--- start ---
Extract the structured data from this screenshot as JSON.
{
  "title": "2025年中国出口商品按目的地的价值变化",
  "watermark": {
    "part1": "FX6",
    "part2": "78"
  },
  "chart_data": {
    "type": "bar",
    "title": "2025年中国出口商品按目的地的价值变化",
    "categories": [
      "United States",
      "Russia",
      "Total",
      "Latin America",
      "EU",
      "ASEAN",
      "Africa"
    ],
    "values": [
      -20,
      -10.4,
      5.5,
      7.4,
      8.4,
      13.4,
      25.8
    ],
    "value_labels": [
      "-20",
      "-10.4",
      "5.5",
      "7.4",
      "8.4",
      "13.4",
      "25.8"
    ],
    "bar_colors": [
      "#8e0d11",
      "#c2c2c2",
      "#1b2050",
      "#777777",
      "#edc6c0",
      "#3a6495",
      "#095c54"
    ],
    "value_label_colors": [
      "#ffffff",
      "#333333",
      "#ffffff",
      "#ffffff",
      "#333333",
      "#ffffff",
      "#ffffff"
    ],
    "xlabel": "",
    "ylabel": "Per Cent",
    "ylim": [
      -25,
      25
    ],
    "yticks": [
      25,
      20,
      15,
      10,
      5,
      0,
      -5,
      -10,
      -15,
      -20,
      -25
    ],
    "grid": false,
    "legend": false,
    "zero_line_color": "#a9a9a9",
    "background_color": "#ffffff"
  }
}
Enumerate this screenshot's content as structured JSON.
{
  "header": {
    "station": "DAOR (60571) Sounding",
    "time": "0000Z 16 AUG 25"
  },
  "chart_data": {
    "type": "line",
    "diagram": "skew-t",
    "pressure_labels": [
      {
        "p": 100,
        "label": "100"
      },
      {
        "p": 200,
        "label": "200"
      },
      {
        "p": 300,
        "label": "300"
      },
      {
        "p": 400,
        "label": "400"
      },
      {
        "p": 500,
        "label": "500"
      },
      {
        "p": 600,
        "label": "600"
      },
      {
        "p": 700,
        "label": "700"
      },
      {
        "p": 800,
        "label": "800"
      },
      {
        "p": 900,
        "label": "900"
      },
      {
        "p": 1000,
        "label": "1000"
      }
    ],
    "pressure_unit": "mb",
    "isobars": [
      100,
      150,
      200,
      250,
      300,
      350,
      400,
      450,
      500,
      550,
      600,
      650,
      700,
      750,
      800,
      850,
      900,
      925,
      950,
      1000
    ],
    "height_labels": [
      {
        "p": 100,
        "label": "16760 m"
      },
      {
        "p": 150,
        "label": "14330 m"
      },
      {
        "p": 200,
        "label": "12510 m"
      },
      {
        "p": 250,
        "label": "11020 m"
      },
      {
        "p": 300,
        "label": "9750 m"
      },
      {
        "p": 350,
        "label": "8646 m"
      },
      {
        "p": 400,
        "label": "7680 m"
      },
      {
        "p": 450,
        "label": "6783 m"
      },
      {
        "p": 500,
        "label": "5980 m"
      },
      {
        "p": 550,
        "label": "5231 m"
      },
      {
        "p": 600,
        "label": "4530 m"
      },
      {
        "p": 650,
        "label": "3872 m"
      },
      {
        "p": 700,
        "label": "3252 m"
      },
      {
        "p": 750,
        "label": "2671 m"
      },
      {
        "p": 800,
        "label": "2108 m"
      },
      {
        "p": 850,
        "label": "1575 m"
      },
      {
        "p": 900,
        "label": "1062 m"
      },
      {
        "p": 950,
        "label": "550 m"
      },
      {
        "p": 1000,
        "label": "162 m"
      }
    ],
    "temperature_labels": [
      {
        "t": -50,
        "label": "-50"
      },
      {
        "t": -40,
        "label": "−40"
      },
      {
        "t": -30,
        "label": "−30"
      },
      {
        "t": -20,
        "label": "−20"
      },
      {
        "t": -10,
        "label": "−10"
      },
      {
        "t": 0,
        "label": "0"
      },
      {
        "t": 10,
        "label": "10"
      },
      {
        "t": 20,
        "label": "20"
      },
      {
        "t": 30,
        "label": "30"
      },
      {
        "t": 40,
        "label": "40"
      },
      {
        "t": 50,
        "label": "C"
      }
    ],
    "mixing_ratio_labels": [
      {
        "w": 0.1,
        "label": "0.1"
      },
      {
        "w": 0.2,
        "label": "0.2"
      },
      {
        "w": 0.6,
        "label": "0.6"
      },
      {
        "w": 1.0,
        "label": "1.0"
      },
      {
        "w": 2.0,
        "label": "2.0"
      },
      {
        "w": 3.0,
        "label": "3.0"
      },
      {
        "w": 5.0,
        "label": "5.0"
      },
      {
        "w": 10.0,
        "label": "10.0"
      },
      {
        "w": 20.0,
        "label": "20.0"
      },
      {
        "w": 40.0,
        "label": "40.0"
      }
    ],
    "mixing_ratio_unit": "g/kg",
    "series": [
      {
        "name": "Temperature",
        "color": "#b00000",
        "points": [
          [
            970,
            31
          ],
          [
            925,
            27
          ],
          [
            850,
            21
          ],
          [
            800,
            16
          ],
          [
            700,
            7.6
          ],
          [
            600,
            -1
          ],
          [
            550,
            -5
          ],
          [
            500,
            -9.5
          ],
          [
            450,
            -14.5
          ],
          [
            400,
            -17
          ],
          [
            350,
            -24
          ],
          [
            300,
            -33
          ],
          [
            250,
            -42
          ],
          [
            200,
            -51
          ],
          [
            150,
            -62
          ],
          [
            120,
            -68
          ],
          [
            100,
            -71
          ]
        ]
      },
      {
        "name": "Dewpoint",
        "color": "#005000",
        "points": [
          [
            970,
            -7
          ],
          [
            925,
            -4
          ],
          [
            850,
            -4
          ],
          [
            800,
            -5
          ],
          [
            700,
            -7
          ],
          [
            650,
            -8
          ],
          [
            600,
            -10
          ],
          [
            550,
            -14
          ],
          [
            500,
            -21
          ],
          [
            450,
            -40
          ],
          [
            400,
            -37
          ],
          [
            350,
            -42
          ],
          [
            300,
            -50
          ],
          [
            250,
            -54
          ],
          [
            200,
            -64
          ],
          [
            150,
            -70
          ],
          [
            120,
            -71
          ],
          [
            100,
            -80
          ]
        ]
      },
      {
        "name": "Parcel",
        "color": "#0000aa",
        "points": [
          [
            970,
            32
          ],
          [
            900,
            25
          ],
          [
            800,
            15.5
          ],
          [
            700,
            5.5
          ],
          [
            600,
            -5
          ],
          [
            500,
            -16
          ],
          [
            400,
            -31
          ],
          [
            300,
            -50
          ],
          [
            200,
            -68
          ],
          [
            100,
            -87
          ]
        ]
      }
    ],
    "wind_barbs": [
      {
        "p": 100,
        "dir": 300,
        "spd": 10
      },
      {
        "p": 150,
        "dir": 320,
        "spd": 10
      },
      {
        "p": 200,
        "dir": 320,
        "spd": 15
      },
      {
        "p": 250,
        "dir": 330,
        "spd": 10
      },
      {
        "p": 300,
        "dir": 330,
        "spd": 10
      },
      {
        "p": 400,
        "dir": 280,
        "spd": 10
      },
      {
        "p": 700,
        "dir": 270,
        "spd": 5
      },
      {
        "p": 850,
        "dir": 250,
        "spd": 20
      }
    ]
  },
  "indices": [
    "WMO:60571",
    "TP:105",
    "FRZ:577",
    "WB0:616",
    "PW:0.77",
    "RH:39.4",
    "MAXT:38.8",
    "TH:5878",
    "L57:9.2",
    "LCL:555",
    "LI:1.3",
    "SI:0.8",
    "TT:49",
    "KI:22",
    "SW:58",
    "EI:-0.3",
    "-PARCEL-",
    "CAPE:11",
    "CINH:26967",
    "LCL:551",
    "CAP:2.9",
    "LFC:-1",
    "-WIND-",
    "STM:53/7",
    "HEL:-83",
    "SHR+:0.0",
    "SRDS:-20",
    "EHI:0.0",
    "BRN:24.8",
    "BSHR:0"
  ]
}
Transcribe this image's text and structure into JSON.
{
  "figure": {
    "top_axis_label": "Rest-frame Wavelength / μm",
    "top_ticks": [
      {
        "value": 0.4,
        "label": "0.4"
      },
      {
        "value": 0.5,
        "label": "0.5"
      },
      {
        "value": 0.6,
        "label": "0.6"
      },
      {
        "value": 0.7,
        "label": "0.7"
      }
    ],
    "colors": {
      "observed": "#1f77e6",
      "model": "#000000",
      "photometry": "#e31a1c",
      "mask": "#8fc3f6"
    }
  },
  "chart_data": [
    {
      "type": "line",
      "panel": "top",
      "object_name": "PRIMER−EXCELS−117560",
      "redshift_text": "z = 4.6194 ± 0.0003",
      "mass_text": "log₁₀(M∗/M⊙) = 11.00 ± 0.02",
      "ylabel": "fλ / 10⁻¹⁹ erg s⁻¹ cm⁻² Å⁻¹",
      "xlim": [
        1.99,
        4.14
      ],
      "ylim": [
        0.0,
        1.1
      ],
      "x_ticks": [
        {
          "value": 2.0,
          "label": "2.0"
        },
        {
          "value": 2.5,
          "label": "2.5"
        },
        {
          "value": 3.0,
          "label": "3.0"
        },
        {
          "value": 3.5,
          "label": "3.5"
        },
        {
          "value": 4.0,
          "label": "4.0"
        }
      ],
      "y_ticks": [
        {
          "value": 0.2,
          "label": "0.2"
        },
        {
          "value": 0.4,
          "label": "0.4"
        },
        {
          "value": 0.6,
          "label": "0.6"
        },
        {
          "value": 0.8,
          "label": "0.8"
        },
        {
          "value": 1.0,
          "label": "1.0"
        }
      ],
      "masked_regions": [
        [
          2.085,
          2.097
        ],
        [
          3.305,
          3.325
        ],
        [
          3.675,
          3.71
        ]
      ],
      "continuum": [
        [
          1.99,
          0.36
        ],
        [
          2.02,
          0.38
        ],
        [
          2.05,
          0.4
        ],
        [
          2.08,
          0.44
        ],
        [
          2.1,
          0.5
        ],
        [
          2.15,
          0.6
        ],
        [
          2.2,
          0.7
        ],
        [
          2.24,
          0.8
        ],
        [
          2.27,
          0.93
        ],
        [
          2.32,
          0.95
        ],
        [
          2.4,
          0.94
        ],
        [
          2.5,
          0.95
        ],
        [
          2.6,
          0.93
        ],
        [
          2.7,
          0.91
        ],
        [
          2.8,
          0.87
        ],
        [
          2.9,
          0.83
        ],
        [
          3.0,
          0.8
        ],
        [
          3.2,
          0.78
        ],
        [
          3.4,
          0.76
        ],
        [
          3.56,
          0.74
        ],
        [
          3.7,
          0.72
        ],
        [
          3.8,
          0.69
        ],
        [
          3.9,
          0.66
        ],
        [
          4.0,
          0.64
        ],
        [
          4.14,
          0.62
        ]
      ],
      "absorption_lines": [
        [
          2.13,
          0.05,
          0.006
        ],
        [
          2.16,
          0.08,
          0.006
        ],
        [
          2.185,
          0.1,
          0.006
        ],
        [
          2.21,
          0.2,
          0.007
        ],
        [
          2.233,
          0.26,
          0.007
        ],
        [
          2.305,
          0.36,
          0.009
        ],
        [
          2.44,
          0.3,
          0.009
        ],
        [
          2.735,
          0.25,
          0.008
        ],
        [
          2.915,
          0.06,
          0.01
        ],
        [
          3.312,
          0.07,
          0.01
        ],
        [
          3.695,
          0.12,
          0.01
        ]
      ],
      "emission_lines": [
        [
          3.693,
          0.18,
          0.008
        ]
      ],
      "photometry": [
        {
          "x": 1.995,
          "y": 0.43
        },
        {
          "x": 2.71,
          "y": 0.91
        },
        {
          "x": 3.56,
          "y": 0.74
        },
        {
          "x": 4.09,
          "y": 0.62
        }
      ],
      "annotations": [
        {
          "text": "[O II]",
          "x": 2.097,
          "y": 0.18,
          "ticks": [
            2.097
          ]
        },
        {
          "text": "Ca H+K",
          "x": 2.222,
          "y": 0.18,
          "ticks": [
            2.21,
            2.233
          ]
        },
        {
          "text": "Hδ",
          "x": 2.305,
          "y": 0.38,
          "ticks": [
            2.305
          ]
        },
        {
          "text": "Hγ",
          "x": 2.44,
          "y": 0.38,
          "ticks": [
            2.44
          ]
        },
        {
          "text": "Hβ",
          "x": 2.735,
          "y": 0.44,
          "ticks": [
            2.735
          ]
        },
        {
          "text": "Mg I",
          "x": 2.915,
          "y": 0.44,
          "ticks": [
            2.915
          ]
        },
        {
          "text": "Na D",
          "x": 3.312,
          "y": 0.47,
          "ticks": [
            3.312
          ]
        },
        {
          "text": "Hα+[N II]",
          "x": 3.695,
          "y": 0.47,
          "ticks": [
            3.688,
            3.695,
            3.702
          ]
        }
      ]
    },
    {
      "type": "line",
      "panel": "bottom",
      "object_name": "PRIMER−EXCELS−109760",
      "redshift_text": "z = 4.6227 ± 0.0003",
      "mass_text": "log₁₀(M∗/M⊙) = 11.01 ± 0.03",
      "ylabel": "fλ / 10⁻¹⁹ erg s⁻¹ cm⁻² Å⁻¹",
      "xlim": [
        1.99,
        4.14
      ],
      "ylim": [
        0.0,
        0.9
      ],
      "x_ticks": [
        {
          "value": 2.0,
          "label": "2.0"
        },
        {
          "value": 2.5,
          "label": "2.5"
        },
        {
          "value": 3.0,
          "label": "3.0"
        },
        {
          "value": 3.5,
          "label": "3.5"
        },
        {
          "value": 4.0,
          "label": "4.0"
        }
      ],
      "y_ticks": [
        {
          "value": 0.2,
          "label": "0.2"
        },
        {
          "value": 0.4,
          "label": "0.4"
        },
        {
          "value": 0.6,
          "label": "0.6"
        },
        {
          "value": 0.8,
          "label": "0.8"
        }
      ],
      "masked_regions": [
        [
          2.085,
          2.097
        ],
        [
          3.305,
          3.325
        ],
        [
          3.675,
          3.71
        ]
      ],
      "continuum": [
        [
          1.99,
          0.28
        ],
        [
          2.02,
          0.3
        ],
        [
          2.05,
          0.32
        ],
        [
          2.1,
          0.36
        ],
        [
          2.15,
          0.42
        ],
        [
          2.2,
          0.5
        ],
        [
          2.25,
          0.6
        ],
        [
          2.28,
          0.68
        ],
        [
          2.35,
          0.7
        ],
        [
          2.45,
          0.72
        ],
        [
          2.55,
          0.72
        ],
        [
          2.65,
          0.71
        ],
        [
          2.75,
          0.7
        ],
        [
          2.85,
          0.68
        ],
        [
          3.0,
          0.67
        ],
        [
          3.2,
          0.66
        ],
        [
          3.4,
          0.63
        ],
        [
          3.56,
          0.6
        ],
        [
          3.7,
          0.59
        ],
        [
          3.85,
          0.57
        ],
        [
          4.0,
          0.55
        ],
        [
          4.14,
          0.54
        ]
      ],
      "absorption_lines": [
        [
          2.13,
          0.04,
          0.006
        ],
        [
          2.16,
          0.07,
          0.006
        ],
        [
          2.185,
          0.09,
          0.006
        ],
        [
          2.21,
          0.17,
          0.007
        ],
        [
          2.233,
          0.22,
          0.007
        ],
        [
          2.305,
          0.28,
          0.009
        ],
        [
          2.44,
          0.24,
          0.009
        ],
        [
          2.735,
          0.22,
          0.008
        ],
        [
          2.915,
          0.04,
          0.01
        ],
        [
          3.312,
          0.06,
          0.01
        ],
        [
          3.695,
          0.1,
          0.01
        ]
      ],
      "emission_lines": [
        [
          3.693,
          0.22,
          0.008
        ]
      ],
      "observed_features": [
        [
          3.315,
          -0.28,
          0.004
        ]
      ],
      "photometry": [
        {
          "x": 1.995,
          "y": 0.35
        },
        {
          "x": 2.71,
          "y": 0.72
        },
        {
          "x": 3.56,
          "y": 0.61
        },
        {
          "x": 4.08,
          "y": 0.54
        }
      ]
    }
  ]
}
--- end ---
* OBJECTIVE:
Copy out every line of the material above that mentions the word "this".

* ANSWER FOR THE TASK:
Extract the structured data from this screenshot as JSON.
Enumerate this screenshot's content as structured JSON.
Transcribe this image's text and structure into JSON.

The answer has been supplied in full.